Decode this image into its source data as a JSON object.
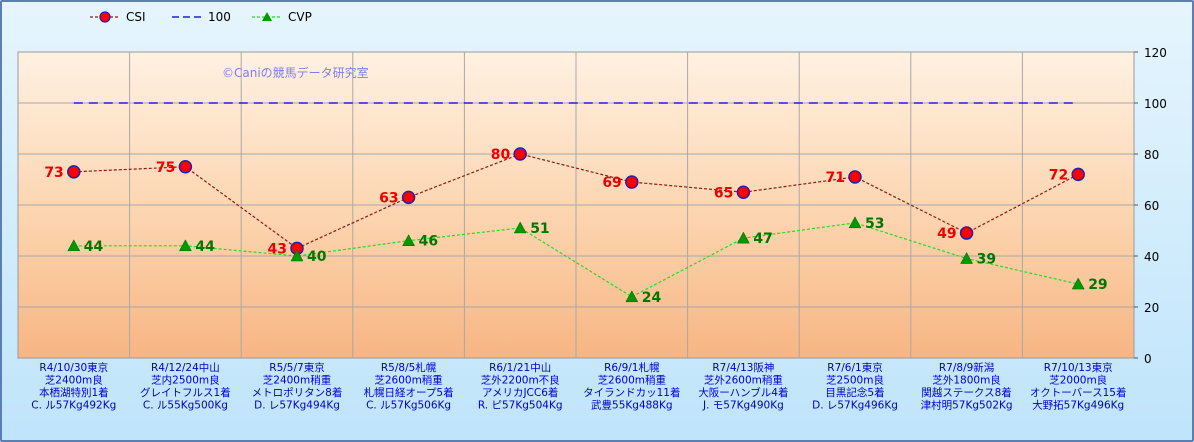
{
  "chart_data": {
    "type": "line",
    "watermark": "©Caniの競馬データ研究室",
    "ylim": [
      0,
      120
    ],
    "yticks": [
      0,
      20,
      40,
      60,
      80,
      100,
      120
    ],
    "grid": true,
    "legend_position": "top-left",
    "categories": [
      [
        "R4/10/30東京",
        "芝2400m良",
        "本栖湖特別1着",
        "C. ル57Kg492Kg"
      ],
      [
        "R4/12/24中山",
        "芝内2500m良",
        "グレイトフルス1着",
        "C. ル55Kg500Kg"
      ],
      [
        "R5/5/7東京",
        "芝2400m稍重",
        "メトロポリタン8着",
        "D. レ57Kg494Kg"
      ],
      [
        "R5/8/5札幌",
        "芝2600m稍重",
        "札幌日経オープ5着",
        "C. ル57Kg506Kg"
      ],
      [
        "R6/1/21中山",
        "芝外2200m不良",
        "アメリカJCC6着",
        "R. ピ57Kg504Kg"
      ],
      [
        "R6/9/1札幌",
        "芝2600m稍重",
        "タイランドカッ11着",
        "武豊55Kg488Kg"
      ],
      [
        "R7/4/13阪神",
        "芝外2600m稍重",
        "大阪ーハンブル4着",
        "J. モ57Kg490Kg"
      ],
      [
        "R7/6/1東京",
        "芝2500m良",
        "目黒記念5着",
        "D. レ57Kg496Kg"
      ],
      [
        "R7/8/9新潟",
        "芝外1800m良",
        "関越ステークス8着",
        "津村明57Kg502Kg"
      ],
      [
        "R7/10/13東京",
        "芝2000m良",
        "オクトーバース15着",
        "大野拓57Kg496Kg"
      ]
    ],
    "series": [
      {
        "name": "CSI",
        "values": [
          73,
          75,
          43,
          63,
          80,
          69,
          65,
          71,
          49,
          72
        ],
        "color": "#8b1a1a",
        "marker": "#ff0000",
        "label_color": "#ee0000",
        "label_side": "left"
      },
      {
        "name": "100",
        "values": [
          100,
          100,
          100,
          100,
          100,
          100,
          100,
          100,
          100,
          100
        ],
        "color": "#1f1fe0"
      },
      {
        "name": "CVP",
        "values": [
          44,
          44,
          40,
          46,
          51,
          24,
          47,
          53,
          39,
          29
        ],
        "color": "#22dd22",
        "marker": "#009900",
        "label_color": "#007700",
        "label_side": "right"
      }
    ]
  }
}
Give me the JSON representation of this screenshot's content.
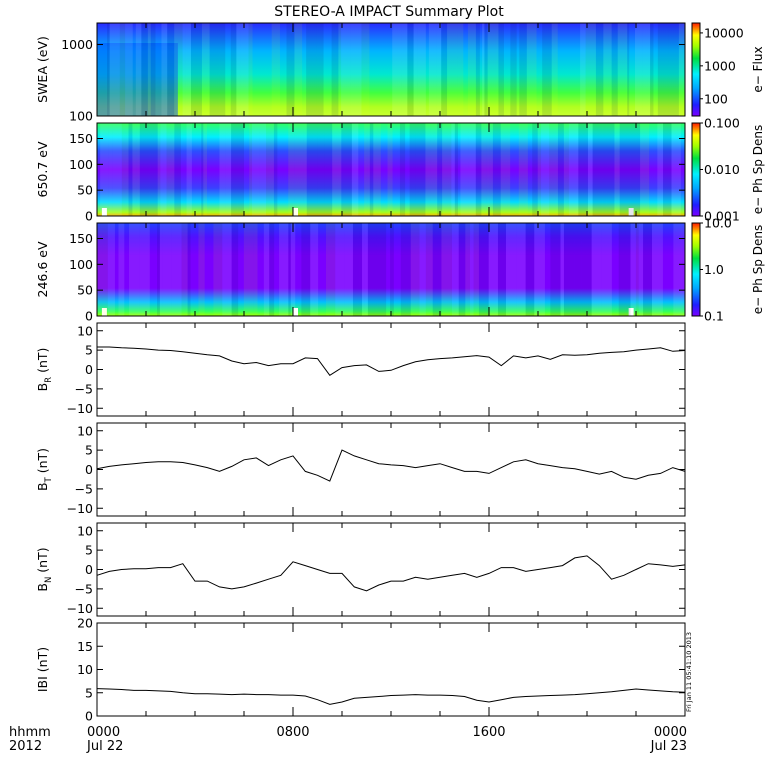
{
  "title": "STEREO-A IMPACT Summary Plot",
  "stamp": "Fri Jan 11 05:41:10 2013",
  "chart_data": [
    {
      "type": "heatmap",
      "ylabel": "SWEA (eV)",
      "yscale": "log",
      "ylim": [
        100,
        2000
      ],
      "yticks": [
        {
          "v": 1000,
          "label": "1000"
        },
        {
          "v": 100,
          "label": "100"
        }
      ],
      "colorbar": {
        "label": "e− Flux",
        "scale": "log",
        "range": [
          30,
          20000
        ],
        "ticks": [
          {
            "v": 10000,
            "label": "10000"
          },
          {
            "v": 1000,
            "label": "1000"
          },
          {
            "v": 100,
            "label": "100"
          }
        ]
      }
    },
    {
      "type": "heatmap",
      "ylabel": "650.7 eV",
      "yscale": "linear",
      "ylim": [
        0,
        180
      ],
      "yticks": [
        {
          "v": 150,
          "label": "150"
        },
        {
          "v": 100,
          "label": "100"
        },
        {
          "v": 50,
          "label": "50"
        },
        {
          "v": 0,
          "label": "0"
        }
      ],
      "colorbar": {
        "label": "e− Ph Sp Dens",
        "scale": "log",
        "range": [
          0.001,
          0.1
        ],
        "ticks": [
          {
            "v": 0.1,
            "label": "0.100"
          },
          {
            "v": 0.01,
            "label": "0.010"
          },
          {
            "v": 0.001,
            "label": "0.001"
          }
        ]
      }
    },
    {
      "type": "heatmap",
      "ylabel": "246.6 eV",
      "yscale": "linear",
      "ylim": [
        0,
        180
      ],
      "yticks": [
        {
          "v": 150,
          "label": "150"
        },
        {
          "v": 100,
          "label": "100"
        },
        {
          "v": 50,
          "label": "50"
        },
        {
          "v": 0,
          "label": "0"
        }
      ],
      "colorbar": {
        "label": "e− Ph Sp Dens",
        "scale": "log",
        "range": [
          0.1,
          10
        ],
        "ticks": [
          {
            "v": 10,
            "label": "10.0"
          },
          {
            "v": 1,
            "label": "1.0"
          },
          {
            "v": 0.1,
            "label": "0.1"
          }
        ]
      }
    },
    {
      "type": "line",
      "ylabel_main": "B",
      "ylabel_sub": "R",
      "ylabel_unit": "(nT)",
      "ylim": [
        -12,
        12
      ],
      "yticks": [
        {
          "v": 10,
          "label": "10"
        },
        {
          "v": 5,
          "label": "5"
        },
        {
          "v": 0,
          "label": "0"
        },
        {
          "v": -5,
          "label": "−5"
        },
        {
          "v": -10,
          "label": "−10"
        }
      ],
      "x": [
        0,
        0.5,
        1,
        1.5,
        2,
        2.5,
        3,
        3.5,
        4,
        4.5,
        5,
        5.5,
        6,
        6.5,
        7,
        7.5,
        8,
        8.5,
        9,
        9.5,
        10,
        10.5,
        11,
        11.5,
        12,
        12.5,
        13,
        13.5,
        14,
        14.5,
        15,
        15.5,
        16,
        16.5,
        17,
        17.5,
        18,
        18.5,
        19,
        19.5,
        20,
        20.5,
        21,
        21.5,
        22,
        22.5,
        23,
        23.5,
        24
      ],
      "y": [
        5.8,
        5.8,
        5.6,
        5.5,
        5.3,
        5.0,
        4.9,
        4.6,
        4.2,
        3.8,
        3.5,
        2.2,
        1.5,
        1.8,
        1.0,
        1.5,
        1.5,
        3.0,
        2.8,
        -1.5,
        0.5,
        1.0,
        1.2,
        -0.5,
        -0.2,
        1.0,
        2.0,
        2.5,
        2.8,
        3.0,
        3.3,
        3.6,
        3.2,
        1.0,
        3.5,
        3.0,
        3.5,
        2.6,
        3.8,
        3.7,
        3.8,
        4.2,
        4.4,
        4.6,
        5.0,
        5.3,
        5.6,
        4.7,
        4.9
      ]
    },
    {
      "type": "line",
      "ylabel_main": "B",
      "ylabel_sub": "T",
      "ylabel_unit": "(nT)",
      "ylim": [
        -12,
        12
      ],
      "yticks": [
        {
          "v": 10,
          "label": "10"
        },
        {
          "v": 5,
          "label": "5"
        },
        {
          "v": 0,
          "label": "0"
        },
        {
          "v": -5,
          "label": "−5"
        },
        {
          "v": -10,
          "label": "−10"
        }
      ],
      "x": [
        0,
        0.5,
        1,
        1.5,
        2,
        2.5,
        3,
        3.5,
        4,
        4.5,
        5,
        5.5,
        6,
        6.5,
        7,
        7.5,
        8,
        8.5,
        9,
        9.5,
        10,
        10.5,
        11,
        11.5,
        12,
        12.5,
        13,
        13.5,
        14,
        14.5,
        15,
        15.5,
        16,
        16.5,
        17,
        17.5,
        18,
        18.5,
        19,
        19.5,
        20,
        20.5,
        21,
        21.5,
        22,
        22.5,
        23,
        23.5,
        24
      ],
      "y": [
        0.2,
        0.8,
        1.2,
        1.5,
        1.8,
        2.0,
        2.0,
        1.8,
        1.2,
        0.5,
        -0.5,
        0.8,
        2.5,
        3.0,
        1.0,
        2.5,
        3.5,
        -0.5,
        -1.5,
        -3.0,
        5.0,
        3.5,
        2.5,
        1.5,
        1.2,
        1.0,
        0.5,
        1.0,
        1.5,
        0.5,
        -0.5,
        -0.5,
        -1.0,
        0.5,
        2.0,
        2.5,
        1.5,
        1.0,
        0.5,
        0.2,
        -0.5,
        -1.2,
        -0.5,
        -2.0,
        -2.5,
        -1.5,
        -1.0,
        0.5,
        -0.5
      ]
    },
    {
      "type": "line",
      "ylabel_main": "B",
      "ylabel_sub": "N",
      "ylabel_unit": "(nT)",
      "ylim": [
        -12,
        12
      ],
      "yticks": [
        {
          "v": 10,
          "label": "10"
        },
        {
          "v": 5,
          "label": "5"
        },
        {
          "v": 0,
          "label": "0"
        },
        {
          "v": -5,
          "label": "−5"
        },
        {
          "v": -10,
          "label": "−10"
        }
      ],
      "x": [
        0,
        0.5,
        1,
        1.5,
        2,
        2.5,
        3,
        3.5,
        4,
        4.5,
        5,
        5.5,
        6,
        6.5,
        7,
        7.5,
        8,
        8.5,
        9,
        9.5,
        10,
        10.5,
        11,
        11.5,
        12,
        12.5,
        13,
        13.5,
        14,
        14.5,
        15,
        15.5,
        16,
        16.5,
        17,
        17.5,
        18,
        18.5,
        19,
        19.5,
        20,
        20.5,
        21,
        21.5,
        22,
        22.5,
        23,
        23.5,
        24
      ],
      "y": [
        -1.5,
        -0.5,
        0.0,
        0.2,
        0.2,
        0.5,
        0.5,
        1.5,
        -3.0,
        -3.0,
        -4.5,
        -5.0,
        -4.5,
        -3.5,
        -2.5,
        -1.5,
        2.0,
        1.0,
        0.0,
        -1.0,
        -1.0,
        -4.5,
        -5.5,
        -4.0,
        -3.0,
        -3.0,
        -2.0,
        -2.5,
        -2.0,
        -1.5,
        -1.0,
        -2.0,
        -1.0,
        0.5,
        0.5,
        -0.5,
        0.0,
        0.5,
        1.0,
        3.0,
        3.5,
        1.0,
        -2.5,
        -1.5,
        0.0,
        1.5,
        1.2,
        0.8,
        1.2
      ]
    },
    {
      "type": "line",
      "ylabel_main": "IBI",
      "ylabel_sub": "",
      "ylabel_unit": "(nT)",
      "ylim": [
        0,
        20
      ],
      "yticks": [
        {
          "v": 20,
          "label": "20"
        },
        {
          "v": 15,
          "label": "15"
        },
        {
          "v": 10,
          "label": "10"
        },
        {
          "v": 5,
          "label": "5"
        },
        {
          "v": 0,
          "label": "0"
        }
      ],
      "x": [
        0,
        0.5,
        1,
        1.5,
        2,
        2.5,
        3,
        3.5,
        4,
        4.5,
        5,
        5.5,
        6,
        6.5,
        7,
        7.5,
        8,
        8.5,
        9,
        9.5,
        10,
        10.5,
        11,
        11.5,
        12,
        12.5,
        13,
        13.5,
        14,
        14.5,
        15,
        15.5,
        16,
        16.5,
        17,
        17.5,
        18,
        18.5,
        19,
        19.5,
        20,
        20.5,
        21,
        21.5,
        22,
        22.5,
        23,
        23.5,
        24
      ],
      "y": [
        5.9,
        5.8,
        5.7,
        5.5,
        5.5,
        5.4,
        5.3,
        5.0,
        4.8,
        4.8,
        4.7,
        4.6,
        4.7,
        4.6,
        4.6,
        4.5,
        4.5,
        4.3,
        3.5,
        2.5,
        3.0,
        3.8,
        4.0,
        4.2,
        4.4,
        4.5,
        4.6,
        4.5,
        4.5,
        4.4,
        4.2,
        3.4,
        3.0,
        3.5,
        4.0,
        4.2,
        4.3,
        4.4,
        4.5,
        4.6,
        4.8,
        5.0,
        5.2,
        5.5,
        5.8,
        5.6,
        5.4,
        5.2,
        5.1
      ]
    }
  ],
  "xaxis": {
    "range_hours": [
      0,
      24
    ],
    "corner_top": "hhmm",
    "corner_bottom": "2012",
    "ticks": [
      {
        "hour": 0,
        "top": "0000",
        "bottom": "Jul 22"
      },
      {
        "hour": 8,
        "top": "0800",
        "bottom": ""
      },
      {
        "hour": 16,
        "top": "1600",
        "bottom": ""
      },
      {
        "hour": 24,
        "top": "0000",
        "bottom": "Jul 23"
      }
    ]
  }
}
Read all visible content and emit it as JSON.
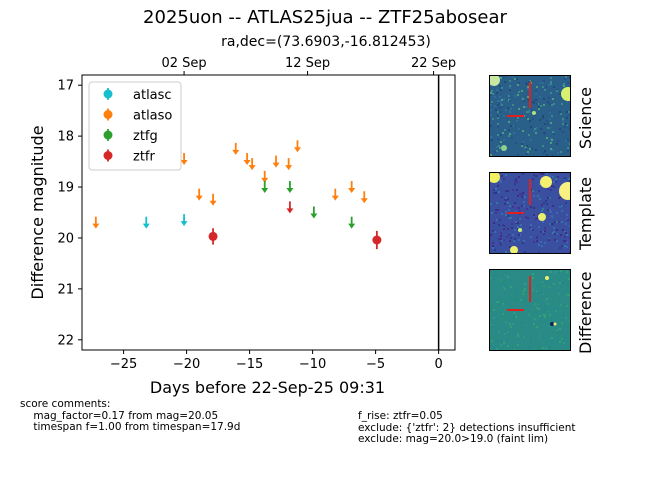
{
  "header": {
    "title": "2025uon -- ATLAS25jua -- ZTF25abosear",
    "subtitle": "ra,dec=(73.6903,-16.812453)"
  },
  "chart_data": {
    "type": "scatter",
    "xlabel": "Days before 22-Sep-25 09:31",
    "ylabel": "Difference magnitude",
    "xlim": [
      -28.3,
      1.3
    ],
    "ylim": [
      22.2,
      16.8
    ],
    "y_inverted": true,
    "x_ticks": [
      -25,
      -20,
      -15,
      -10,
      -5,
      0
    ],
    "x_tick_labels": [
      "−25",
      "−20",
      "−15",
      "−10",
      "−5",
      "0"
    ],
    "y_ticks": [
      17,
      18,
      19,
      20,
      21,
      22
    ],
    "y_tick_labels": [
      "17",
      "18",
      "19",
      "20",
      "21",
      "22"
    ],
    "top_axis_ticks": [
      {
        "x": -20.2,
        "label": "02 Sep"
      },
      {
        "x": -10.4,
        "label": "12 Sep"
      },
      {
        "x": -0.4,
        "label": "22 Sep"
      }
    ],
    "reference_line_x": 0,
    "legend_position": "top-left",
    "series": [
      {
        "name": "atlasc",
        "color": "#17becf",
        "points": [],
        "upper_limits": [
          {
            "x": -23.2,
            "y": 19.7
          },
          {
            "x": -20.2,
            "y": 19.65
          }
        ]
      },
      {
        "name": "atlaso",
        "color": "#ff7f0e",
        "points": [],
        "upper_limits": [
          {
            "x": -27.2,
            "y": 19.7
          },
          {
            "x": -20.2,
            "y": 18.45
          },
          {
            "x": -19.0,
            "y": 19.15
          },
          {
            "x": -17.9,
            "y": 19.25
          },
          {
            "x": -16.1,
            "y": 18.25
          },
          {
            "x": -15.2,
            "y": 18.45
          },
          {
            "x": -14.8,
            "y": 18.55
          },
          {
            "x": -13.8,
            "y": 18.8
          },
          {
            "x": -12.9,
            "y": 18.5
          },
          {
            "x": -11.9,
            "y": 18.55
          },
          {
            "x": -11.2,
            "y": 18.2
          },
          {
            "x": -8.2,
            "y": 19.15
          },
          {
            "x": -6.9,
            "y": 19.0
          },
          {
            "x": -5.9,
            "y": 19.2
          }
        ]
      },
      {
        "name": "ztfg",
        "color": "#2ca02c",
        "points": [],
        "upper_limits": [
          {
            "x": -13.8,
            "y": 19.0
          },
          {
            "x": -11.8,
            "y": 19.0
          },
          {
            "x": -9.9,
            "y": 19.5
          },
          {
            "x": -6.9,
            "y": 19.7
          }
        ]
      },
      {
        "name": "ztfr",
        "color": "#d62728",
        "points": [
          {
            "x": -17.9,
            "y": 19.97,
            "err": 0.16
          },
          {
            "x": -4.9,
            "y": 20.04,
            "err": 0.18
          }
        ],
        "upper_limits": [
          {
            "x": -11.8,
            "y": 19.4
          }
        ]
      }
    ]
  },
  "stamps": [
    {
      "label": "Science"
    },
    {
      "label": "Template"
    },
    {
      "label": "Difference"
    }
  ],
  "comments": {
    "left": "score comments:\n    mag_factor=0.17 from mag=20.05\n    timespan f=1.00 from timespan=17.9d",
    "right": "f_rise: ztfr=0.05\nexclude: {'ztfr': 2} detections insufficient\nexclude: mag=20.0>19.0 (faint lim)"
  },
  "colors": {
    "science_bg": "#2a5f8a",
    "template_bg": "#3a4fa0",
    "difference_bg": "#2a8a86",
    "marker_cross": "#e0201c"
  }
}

________________________

▸ **Requirements**
In the entries above, identify each line that includes the string "this", then copy it.

▸ **Exercise result**
Decode this image into its source data as a JSON object.
Give me the JSON representation of this screenshot's content.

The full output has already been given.